— begin —

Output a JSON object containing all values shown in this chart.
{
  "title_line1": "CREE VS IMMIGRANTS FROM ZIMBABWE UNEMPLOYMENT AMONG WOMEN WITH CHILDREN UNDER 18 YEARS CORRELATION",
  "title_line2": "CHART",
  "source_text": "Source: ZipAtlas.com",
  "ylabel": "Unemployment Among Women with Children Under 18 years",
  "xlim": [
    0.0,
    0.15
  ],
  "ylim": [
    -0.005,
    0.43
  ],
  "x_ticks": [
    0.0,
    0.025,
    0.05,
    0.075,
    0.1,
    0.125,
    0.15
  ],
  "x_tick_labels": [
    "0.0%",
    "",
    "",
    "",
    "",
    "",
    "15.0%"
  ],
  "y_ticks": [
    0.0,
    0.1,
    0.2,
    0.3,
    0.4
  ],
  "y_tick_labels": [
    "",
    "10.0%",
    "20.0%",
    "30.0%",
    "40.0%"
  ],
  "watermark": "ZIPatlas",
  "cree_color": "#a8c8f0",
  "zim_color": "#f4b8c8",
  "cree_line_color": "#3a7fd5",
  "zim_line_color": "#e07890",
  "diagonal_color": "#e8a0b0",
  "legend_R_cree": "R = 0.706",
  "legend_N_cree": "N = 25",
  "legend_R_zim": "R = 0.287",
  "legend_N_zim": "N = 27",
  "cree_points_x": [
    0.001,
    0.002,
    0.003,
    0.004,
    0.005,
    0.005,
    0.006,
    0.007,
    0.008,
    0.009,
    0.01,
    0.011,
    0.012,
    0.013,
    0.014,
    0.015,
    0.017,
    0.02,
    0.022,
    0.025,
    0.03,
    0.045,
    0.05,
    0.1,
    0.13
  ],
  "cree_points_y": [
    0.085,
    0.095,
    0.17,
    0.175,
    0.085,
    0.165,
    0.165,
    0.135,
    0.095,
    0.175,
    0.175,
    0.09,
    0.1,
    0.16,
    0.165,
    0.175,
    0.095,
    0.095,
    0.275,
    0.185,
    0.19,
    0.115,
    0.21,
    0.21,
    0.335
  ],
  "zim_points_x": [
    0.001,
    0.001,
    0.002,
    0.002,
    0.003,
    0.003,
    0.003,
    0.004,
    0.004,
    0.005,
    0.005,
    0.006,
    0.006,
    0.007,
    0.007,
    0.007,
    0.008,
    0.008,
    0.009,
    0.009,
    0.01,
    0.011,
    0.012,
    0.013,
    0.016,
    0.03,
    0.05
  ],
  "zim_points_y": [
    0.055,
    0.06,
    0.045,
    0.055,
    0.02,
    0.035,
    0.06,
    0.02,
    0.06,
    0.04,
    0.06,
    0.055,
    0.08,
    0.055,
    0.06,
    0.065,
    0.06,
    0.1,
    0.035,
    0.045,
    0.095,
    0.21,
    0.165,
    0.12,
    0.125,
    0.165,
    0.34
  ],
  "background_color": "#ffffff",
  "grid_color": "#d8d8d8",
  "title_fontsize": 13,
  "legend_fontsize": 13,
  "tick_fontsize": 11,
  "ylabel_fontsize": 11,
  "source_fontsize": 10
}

— end —

** Exercise details **
Each entry above needs to be retyped exactly.

** Task solution **
Output a JSON object containing all values shown in this chart.
{
  "title_line1": "CREE VS IMMIGRANTS FROM ZIMBABWE UNEMPLOYMENT AMONG WOMEN WITH CHILDREN UNDER 18 YEARS CORRELATION",
  "title_line2": "CHART",
  "source_text": "Source: ZipAtlas.com",
  "ylabel": "Unemployment Among Women with Children Under 18 years",
  "xlim": [
    0.0,
    0.15
  ],
  "ylim": [
    -0.005,
    0.43
  ],
  "x_ticks": [
    0.0,
    0.025,
    0.05,
    0.075,
    0.1,
    0.125,
    0.15
  ],
  "x_tick_labels": [
    "0.0%",
    "",
    "",
    "",
    "",
    "",
    "15.0%"
  ],
  "y_ticks": [
    0.0,
    0.1,
    0.2,
    0.3,
    0.4
  ],
  "y_tick_labels": [
    "",
    "10.0%",
    "20.0%",
    "30.0%",
    "40.0%"
  ],
  "watermark": "ZIPatlas",
  "cree_color": "#a8c8f0",
  "zim_color": "#f4b8c8",
  "cree_line_color": "#3a7fd5",
  "zim_line_color": "#e07890",
  "diagonal_color": "#e8a0b0",
  "legend_R_cree": "R = 0.706",
  "legend_N_cree": "N = 25",
  "legend_R_zim": "R = 0.287",
  "legend_N_zim": "N = 27",
  "cree_points_x": [
    0.001,
    0.002,
    0.003,
    0.004,
    0.005,
    0.005,
    0.006,
    0.007,
    0.008,
    0.009,
    0.01,
    0.011,
    0.012,
    0.013,
    0.014,
    0.015,
    0.017,
    0.02,
    0.022,
    0.025,
    0.03,
    0.045,
    0.05,
    0.1,
    0.13
  ],
  "cree_points_y": [
    0.085,
    0.095,
    0.17,
    0.175,
    0.085,
    0.165,
    0.165,
    0.135,
    0.095,
    0.175,
    0.175,
    0.09,
    0.1,
    0.16,
    0.165,
    0.175,
    0.095,
    0.095,
    0.275,
    0.185,
    0.19,
    0.115,
    0.21,
    0.21,
    0.335
  ],
  "zim_points_x": [
    0.001,
    0.001,
    0.002,
    0.002,
    0.003,
    0.003,
    0.003,
    0.004,
    0.004,
    0.005,
    0.005,
    0.006,
    0.006,
    0.007,
    0.007,
    0.007,
    0.008,
    0.008,
    0.009,
    0.009,
    0.01,
    0.011,
    0.012,
    0.013,
    0.016,
    0.03,
    0.05
  ],
  "zim_points_y": [
    0.055,
    0.06,
    0.045,
    0.055,
    0.02,
    0.035,
    0.06,
    0.02,
    0.06,
    0.04,
    0.06,
    0.055,
    0.08,
    0.055,
    0.06,
    0.065,
    0.06,
    0.1,
    0.035,
    0.045,
    0.095,
    0.21,
    0.165,
    0.12,
    0.125,
    0.165,
    0.34
  ],
  "background_color": "#ffffff",
  "grid_color": "#d8d8d8",
  "title_fontsize": 13,
  "legend_fontsize": 13,
  "tick_fontsize": 11,
  "ylabel_fontsize": 11,
  "source_fontsize": 10
}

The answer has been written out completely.